__Requirements__: For the data below, work out how many lines contain the word "Fallida" and supply only that number.
━━━━━ Data shown ━━━━━
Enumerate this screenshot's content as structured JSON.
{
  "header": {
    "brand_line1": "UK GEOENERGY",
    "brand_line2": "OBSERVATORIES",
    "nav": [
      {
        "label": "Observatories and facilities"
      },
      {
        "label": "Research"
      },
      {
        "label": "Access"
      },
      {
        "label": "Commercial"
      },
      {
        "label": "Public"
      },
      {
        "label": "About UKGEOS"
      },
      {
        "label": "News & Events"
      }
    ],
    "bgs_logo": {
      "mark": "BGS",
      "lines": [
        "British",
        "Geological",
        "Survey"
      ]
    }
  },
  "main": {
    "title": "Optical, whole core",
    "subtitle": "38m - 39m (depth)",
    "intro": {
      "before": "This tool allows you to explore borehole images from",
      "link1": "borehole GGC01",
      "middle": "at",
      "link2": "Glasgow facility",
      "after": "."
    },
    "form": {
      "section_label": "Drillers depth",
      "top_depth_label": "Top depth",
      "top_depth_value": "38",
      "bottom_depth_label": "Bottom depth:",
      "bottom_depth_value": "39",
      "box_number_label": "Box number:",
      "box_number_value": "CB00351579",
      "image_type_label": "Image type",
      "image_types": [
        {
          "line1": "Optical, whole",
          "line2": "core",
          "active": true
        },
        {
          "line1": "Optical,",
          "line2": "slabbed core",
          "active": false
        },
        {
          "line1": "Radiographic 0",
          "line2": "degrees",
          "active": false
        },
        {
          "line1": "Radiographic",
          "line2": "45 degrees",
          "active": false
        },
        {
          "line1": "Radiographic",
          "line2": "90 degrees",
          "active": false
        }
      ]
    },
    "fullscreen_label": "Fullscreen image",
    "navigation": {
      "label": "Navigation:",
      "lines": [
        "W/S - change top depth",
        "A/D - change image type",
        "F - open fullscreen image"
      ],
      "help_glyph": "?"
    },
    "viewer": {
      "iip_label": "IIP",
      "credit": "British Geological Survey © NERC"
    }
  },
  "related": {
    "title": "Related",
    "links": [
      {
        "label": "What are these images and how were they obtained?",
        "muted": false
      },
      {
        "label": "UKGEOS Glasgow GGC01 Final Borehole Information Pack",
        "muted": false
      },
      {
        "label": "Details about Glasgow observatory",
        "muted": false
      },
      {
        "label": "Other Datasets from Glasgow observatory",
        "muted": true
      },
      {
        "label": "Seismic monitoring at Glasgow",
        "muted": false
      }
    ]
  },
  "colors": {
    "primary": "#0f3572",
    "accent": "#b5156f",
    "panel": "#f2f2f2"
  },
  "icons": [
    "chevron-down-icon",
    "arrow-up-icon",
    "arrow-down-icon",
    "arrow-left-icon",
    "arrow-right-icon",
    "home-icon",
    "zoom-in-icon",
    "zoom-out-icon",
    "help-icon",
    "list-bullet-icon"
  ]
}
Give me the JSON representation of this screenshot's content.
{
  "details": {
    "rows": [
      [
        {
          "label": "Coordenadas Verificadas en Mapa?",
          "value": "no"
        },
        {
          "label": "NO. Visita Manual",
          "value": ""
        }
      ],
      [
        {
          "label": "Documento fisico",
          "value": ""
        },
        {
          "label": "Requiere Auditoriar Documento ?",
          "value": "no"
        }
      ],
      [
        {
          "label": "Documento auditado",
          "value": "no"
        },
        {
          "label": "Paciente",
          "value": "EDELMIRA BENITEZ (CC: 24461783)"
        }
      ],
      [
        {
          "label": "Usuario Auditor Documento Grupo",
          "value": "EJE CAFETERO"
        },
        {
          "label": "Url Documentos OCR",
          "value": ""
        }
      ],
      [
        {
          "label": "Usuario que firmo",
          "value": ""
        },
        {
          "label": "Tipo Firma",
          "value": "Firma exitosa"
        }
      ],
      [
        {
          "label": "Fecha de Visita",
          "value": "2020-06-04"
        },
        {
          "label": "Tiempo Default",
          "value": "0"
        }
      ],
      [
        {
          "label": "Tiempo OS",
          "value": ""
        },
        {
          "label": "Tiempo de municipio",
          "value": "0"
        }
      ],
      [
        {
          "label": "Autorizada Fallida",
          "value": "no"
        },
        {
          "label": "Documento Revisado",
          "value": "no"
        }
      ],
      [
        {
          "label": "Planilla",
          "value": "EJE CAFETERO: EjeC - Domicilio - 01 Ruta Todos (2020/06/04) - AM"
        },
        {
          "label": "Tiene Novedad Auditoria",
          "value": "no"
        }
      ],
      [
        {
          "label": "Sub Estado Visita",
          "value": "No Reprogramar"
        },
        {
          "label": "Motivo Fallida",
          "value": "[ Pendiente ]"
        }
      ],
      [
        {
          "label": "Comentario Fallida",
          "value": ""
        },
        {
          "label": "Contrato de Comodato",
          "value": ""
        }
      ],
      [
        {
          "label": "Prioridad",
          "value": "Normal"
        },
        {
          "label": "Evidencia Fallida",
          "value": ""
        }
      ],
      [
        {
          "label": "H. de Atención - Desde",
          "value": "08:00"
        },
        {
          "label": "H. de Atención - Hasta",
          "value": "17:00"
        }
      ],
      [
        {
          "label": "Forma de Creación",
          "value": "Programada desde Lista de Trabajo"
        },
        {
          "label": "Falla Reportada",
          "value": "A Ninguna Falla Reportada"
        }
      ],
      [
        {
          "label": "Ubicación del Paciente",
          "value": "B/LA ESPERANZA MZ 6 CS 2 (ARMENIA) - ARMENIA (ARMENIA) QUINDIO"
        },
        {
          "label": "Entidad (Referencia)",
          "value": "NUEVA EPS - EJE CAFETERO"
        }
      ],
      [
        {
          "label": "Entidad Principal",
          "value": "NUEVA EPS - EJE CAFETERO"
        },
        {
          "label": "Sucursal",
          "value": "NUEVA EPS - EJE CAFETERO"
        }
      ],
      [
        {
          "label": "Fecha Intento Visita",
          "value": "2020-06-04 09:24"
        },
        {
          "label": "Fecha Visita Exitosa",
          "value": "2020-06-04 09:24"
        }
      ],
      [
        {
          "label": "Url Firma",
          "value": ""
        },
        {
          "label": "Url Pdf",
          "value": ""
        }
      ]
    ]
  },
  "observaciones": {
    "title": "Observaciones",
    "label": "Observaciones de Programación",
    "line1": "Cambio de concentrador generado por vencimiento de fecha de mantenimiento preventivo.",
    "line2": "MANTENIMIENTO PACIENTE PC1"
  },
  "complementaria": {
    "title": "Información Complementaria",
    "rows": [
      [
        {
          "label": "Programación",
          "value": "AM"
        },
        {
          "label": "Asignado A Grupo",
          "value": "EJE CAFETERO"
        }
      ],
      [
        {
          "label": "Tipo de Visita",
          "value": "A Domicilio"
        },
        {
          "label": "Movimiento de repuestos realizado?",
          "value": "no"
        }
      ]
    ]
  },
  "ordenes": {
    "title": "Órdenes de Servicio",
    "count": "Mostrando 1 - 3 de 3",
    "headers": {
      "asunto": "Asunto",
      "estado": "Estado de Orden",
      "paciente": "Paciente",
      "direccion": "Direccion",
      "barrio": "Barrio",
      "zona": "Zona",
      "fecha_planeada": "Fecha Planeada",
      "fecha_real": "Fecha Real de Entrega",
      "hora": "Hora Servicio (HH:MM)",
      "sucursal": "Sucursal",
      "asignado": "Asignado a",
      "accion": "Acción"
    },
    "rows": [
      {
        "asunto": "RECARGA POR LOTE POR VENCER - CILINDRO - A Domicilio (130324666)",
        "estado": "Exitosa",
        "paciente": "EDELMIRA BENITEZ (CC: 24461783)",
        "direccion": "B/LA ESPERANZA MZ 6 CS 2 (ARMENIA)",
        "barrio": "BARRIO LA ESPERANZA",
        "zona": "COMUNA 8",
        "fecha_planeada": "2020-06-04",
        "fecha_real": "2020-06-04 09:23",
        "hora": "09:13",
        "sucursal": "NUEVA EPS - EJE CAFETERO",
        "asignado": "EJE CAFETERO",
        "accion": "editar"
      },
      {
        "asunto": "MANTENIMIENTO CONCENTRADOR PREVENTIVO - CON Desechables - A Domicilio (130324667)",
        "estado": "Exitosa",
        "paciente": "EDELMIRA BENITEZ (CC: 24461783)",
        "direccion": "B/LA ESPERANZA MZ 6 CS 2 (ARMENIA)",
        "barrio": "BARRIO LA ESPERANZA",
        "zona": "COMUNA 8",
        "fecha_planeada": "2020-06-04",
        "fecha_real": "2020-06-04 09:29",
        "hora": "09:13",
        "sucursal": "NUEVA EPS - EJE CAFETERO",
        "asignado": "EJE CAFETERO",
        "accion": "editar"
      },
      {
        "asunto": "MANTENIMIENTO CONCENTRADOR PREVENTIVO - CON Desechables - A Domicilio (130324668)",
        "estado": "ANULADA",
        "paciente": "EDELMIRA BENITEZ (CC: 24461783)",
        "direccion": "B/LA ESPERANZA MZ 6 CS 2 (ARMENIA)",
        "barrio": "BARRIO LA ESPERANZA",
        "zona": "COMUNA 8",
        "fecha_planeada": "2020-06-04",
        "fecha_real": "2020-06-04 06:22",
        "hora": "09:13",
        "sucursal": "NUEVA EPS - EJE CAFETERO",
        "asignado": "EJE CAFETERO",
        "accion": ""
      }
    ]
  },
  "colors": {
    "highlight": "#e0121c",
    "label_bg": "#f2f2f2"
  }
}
━━━━━
__Answer to the task__: 4